## WHAT TO WORK ON
With the pictures left out, copy the listing below exactly.

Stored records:
^^^^^^^^
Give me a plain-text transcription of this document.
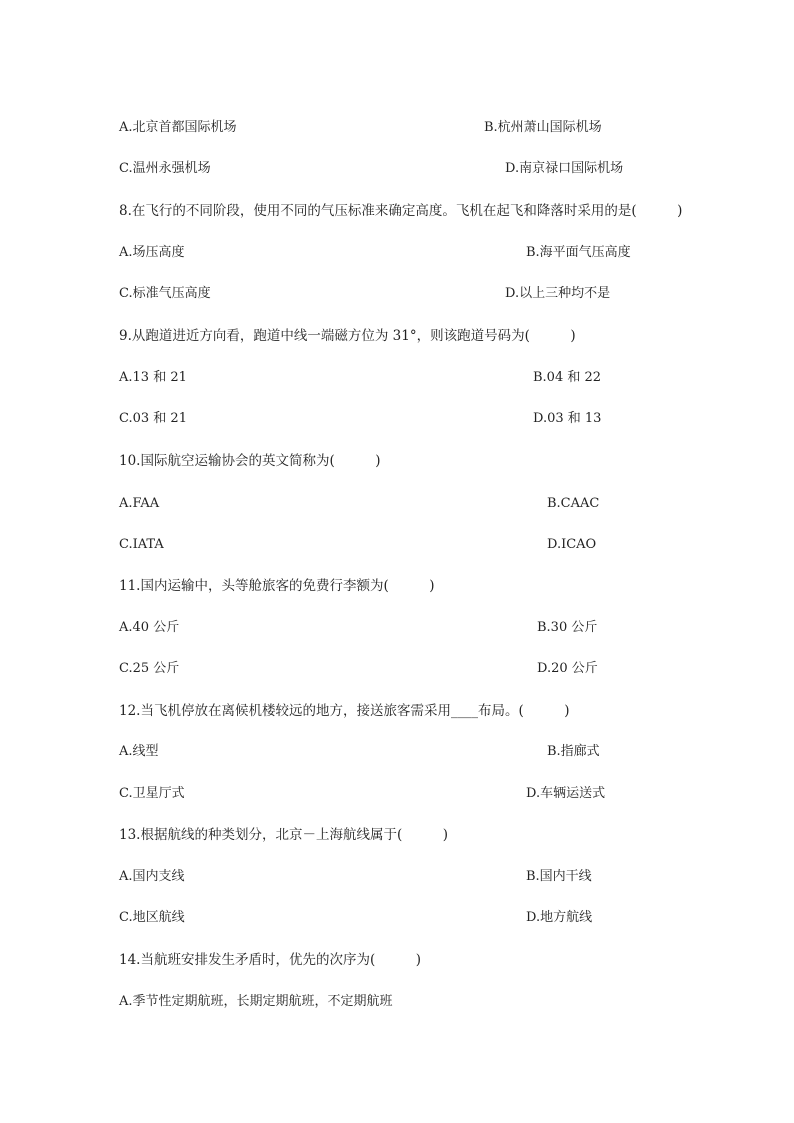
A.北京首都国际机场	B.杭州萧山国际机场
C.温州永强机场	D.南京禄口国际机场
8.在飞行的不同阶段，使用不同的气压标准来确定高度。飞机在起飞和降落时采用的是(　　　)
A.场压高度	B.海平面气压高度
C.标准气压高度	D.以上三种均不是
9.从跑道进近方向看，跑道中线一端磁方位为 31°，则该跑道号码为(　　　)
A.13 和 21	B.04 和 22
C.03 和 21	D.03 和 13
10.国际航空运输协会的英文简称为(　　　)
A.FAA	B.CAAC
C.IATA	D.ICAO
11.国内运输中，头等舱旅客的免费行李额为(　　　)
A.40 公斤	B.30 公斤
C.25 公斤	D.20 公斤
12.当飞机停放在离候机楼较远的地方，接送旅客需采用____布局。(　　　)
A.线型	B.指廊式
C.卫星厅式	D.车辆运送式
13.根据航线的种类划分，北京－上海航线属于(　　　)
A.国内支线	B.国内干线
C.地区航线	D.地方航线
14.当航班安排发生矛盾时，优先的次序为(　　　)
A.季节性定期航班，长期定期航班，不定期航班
^^^^^^^^
## ANSWER
Give me a plain-text transcription of this document.
A.北京首都国际机场	B.杭州萧山国际机场
C.温州永强机场	D.南京禄口国际机场
8.在飞行的不同阶段，使用不同的气压标准来确定高度。飞机在起飞和降落时采用的是(　　　)
A.场压高度	B.海平面气压高度
C.标准气压高度	D.以上三种均不是
9.从跑道进近方向看，跑道中线一端磁方位为 31°，则该跑道号码为(　　　)
A.13 和 21	B.04 和 22
C.03 和 21	D.03 和 13
10.国际航空运输协会的英文简称为(　　　)
A.FAA	B.CAAC
C.IATA	D.ICAO
11.国内运输中，头等舱旅客的免费行李额为(　　　)
A.40 公斤	B.30 公斤
C.25 公斤	D.20 公斤
12.当飞机停放在离候机楼较远的地方，接送旅客需采用____布局。(　　　)
A.线型	B.指廊式
C.卫星厅式	D.车辆运送式
13.根据航线的种类划分，北京－上海航线属于(　　　)
A.国内支线	B.国内干线
C.地区航线	D.地方航线
14.当航班安排发生矛盾时，优先的次序为(　　　)
A.季节性定期航班，长期定期航班，不定期航班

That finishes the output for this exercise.